+++ Supplied data

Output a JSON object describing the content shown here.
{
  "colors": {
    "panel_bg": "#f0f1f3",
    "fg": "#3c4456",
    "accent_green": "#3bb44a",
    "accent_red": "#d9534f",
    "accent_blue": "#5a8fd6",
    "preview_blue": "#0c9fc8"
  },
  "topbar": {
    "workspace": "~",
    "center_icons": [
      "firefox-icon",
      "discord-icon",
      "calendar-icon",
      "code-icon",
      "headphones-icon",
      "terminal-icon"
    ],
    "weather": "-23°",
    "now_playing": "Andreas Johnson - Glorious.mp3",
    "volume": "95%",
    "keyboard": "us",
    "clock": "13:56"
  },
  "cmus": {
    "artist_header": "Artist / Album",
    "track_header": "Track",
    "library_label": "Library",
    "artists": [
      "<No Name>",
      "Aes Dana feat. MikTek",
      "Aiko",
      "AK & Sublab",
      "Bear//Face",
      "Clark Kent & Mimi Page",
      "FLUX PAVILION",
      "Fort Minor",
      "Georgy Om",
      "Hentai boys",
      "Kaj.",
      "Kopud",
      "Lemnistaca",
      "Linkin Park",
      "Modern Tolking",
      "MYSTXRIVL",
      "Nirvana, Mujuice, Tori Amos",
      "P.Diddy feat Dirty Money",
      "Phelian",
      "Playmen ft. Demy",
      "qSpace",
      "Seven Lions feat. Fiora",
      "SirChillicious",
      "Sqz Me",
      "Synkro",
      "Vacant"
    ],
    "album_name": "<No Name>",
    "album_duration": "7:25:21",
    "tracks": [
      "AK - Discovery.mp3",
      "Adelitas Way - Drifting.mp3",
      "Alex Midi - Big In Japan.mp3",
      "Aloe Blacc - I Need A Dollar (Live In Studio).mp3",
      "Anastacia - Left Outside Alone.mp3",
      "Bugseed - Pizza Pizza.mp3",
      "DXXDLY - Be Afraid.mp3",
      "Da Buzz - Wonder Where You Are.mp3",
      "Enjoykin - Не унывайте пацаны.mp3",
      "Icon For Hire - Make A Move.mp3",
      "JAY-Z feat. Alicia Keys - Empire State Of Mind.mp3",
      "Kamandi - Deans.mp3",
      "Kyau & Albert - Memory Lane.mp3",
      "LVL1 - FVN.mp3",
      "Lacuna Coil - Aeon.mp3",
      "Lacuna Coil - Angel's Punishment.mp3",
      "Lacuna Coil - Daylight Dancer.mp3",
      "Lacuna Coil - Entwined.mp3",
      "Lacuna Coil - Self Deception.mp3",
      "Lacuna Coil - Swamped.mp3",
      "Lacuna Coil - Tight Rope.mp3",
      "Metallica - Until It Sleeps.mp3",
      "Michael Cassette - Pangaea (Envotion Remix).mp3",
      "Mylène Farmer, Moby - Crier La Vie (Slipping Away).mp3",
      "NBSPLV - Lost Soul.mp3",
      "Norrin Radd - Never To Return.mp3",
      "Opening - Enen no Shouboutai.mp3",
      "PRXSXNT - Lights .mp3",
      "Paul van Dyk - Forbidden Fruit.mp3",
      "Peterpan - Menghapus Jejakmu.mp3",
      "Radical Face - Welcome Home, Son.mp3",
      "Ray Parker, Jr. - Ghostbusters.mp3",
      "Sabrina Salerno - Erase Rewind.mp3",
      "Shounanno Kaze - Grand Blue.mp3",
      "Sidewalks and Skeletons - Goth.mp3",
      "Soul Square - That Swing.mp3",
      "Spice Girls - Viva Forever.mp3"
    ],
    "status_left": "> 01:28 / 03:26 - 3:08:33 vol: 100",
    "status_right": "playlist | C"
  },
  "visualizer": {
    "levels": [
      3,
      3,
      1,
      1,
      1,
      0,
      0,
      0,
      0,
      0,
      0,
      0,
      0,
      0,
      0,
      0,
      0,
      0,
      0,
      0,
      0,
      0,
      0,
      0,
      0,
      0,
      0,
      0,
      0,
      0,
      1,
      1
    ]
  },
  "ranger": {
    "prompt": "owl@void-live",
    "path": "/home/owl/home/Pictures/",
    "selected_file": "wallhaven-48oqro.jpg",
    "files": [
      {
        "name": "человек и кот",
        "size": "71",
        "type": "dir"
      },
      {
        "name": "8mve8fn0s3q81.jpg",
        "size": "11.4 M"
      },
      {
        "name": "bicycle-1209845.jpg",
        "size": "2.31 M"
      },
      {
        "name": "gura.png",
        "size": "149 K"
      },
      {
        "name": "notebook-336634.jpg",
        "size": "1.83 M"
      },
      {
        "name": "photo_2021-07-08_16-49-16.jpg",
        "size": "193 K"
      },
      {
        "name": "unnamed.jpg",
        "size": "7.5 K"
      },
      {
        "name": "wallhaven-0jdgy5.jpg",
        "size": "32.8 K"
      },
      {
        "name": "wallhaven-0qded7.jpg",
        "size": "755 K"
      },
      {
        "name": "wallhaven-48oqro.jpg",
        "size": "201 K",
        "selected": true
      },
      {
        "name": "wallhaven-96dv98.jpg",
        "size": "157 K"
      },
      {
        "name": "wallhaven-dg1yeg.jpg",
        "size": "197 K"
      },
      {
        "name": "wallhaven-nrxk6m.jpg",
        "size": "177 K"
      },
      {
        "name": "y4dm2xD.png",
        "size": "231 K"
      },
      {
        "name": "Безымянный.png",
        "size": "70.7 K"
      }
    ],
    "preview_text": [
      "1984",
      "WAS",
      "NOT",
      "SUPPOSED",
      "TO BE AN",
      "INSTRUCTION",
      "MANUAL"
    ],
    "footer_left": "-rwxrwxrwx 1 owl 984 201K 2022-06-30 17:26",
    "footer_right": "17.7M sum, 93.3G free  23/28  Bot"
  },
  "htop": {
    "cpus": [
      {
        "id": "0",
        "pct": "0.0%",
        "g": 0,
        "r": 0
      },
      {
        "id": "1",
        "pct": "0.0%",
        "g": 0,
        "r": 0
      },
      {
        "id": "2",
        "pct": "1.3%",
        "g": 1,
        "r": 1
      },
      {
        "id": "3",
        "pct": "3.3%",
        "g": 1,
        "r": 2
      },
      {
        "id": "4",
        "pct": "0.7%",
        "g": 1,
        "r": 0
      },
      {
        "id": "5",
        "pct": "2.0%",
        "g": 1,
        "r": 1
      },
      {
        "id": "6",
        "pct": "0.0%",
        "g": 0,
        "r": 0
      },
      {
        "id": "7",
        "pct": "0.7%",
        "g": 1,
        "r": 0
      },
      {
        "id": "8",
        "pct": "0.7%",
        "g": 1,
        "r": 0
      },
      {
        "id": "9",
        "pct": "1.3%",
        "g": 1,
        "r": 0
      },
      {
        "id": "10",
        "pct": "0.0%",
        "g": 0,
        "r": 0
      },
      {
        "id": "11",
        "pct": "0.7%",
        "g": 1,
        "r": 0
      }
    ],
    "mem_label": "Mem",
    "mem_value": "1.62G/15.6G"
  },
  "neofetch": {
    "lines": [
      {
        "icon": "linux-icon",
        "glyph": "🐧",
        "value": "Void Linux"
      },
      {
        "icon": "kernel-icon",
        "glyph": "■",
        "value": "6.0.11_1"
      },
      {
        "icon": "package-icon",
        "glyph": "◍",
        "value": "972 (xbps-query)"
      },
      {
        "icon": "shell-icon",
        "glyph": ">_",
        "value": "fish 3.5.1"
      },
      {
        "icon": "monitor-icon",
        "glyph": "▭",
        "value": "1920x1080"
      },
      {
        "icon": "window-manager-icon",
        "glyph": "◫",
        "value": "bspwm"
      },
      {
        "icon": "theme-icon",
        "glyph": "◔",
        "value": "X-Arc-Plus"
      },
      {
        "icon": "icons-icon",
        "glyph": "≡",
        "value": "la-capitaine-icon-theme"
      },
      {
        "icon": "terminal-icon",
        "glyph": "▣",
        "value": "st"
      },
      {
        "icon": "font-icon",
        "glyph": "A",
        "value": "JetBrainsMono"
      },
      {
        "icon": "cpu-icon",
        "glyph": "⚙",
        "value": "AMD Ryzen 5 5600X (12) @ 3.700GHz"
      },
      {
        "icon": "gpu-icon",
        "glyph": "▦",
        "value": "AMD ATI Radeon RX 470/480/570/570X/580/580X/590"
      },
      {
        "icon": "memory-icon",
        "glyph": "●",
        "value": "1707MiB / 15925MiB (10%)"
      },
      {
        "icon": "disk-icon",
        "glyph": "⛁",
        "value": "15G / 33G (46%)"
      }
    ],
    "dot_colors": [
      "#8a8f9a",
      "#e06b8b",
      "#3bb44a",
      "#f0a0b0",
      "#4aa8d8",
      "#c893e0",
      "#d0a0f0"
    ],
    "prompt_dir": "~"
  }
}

++++++

▶ **Your instructions**: Copy every line of the entries above in which "Face" occurs.

▶ **Solution below**:
      "Bear//Face",
      "Radical Face - Welcome Home, Son.mp3",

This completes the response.